Every record should be written out exactly, please.

*Data supplied*.
################
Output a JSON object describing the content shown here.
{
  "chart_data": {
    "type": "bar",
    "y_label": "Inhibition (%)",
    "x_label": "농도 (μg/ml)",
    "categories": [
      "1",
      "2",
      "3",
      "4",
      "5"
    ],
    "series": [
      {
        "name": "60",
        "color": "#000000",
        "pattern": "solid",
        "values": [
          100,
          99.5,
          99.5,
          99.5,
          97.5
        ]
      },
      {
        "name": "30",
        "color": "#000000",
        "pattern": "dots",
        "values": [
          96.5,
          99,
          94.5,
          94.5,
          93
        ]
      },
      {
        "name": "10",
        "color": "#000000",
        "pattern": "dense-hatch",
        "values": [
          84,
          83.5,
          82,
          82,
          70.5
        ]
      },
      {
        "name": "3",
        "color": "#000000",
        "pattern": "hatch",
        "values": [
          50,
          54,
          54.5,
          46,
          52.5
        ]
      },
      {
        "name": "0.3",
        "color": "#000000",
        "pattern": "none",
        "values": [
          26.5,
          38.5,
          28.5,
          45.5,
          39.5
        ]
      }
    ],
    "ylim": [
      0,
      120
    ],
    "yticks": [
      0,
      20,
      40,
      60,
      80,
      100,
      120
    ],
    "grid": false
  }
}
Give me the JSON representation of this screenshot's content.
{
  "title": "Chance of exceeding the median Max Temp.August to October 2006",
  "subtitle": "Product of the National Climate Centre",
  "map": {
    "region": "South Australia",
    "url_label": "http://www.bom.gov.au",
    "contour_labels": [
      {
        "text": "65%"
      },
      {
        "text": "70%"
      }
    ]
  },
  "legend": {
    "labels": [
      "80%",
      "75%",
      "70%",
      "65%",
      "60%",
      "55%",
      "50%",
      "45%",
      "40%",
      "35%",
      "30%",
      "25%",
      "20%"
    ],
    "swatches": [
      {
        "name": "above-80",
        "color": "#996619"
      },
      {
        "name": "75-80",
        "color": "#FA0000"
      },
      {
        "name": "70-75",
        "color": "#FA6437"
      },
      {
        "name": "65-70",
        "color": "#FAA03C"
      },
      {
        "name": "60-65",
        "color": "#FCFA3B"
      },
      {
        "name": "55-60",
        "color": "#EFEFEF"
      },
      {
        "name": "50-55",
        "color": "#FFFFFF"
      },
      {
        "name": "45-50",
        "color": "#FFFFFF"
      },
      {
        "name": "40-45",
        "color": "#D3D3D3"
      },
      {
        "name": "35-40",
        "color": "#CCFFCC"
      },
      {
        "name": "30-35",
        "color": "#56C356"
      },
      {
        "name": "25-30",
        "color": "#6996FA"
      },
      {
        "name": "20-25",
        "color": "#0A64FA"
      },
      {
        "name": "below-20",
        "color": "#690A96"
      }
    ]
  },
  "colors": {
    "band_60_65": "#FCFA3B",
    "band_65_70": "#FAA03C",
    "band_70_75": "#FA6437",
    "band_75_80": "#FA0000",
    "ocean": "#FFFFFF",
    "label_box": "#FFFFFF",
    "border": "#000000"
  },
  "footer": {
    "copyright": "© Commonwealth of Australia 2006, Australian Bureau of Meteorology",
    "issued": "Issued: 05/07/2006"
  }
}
################
*Reply to the exercise*.
Output a JSON object describing the content shown here.
{
  "chart_data": {
    "type": "bar",
    "y_label": "Inhibition (%)",
    "x_label": "농도 (μg/ml)",
    "categories": [
      "1",
      "2",
      "3",
      "4",
      "5"
    ],
    "series": [
      {
        "name": "60",
        "color": "#000000",
        "pattern": "solid",
        "values": [
          100,
          99.5,
          99.5,
          99.5,
          97.5
        ]
      },
      {
        "name": "30",
        "color": "#000000",
        "pattern": "dots",
        "values": [
          96.5,
          99,
          94.5,
          94.5,
          93
        ]
      },
      {
        "name": "10",
        "color": "#000000",
        "pattern": "dense-hatch",
        "values": [
          84,
          83.5,
          82,
          82,
          70.5
        ]
      },
      {
        "name": "3",
        "color": "#000000",
        "pattern": "hatch",
        "values": [
          50,
          54,
          54.5,
          46,
          52.5
        ]
      },
      {
        "name": "0.3",
        "color": "#000000",
        "pattern": "none",
        "values": [
          26.5,
          38.5,
          28.5,
          45.5,
          39.5
        ]
      }
    ],
    "ylim": [
      0,
      120
    ],
    "yticks": [
      0,
      20,
      40,
      60,
      80,
      100,
      120
    ],
    "grid": false
  }
}
Give me the JSON representation of this screenshot's content.
{
  "title": "Chance of exceeding the median Max Temp.August to October 2006",
  "subtitle": "Product of the National Climate Centre",
  "map": {
    "region": "South Australia",
    "url_label": "http://www.bom.gov.au",
    "contour_labels": [
      {
        "text": "65%"
      },
      {
        "text": "70%"
      }
    ]
  },
  "legend": {
    "labels": [
      "80%",
      "75%",
      "70%",
      "65%",
      "60%",
      "55%",
      "50%",
      "45%",
      "40%",
      "35%",
      "30%",
      "25%",
      "20%"
    ],
    "swatches": [
      {
        "name": "above-80",
        "color": "#996619"
      },
      {
        "name": "75-80",
        "color": "#FA0000"
      },
      {
        "name": "70-75",
        "color": "#FA6437"
      },
      {
        "name": "65-70",
        "color": "#FAA03C"
      },
      {
        "name": "60-65",
        "color": "#FCFA3B"
      },
      {
        "name": "55-60",
        "color": "#EFEFEF"
      },
      {
        "name": "50-55",
        "color": "#FFFFFF"
      },
      {
        "name": "45-50",
        "color": "#FFFFFF"
      },
      {
        "name": "40-45",
        "color": "#D3D3D3"
      },
      {
        "name": "35-40",
        "color": "#CCFFCC"
      },
      {
        "name": "30-35",
        "color": "#56C356"
      },
      {
        "name": "25-30",
        "color": "#6996FA"
      },
      {
        "name": "20-25",
        "color": "#0A64FA"
      },
      {
        "name": "below-20",
        "color": "#690A96"
      }
    ]
  },
  "colors": {
    "band_60_65": "#FCFA3B",
    "band_65_70": "#FAA03C",
    "band_70_75": "#FA6437",
    "band_75_80": "#FA0000",
    "ocean": "#FFFFFF",
    "label_box": "#FFFFFF",
    "border": "#000000"
  },
  "footer": {
    "copyright": "© Commonwealth of Australia 2006, Australian Bureau of Meteorology",
    "issued": "Issued: 05/07/2006"
  }
}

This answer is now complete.